> Dokument:
Gebaut wurde die Kapelle in der Zeit von Papst Sixtus IV. und auch nach diesem benannt. Sie wurde an Stelle einer zuvor von Papst Nikolaus III. in den Jahren 1277 bis 1280 erbauten Kapelle errichtet. Die Grundrisse blieben die gleichen – 40 Meter lang und 13 Meter breit. Ein Teil des mittelalterlichen Mauerwerks wurde von den Fenstern bis zu 20 Metern Höhe eingegliedert. Zwei Architekten werden in den Quellen angeführt: Baccio Pontelli und Giovannino de Dolci. Die architektonische Struktur entspricht der des Tempels von Jerusalem, so wie er im Alten Testament beschrieben wird. Papst Sixtus IV. gab Anweisungen auch, was die innere Ausschmückung der Wände, des Fußbodens, des Geländers aus Marmor und des Chors betrifft. Der Papst hat die größten Maler seiner Zeit – Pietro Perugino, Sandro Botticelli, Domenico Ghirlandaio, Cosimo Rosselli – herangezogen, die seinen Forderungen und denen seiner Theologen in der Ausführung der Malereien zu folgen hatten. Die Wände wurden in drei Ebenen eingeteilt: Unten sind gemalte Drapierungen nach den heraldischen Farben von Sixtus IV. ausgeführt. In der zweiten Ebene werden Geschichten aus dem Alten und Neuen Testament geschildert. In der oberen Ebene sind die ersten Päpste der Kirchengeschichte dargestellt. Das Gewölbe bildet eine Synthese aus Architektur, Bildhauerei und Malerei im Sinne des theologischen Denkens der Renaissance.

> Angezeigte Daten:
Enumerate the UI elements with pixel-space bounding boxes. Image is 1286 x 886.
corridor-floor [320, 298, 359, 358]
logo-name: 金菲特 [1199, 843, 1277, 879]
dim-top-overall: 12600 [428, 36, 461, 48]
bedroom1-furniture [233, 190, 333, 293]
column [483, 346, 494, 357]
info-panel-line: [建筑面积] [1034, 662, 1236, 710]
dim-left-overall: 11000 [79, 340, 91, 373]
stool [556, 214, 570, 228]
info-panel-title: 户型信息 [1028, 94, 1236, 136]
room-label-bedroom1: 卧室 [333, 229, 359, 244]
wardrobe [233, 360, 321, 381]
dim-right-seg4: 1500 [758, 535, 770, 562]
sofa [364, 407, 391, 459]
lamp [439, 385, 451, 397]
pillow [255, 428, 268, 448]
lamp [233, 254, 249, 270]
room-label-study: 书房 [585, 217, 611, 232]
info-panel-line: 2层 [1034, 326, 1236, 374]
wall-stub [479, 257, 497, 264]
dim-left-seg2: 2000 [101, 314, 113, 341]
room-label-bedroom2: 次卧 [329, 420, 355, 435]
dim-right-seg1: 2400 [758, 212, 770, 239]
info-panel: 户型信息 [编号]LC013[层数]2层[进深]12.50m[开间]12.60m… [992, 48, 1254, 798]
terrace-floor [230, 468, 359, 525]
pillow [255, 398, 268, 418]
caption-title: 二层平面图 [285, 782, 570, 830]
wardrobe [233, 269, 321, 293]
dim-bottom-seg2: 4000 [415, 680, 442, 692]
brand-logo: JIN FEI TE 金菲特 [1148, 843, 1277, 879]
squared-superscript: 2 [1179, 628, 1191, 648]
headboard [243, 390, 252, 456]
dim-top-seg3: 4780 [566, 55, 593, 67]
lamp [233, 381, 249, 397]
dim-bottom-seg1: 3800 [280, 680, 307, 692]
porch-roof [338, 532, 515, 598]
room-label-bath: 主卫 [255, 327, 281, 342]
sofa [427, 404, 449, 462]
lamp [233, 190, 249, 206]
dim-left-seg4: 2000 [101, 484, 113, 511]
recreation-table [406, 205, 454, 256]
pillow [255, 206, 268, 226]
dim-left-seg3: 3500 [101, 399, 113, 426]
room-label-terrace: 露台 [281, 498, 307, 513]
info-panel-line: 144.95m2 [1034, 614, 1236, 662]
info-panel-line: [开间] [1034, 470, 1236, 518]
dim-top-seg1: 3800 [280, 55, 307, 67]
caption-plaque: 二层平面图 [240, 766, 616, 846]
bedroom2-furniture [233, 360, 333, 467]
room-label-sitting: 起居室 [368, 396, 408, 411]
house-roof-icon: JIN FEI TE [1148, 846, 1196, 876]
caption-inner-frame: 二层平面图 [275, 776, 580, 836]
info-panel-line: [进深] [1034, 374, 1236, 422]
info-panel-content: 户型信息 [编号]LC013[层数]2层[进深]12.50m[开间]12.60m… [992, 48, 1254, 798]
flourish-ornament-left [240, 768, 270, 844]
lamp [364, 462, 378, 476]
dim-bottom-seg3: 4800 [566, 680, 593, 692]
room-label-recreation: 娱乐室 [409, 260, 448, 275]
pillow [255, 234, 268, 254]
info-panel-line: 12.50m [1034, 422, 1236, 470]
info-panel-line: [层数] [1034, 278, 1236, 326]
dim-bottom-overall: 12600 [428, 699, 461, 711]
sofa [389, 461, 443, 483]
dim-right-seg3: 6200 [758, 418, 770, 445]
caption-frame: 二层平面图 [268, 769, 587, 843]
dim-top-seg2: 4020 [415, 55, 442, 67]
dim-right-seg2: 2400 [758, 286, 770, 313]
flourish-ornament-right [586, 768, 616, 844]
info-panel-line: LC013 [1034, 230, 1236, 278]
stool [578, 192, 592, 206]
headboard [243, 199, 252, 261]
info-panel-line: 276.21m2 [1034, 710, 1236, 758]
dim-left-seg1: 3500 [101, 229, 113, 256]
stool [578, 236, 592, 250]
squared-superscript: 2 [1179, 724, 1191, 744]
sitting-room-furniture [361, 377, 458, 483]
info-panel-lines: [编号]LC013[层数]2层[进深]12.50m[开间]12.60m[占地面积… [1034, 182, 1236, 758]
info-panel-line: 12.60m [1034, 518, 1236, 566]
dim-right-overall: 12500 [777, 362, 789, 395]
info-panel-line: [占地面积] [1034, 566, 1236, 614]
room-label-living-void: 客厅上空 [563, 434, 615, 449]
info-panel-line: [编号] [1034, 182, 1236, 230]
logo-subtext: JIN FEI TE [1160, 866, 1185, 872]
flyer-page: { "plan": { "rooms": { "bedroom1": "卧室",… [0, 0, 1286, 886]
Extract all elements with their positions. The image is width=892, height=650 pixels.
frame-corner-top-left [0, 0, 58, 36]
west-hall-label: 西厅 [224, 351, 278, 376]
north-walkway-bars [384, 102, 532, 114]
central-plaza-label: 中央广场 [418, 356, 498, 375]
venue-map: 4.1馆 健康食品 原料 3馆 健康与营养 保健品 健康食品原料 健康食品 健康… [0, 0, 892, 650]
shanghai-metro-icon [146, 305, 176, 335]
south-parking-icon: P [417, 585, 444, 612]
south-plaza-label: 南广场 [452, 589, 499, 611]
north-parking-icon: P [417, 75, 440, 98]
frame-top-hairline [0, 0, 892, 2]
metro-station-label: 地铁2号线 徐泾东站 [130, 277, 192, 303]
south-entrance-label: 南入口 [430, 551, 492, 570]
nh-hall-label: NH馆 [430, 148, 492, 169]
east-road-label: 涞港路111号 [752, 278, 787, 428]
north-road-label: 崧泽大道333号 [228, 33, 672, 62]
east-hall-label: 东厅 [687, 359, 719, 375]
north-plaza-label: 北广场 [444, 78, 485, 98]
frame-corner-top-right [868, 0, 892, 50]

> Aufgabe A:
Welche zwei Architekten werden im Text über die Kapelle von Papst Sixtus IV. genannt?
> Aufgabe B:
Schreib die Fortsetzung des Textes über die Kapelle von Papst Sixtus IV., die an seinen letzten Satz anschließt.

> Schriftliche Antwort A:
Baccio Pontelli und Giovannino de Dolci.

> Schriftliche Antwort B:
Hauptanziehungspunkt: Michelangelos Fresken

Nach dem Konzept von Papst Sixtus IV. sollte vom Gewölbe bis zum Fußboden eine organische Einheit geschaffen werden. Michelangelo, der mit der Ausmalung des Gewölbes vertraglich beauftragt wurde, stand vor Beginn der Arbeiten vor einigen Problemen, die besonderen Lösungsansätzen bedurften.

Das erste war das Gerüst, das einen speziellen Zuschnitt erforderte, um die liturgischen und zeremoniellen Ereignisse während der Dauer seiner Arbeiten zu ermöglichen. Dann musste ausreichend Tageslicht einfallen, damit der Meister vom Gerüst aus malen konnte. Außerdem musste genügend Raum zwischen Gerüst und Decke eingeplant werden, um aufrecht an den Deckenszenen arbeiten zu können. Dass Michelangelo am Rücken liegend gemalt habe, ist laut neueren Forschungen nicht bestätigt, eher vermutet man, dass er einen Teil seiner Kunstwerke stehend mit nach hinten geneigtem Kopf geschaffen habe. Ob er Mitarbeiter hatte und wie diese ihm behilflich waren, steht ebenfalls nicht fest.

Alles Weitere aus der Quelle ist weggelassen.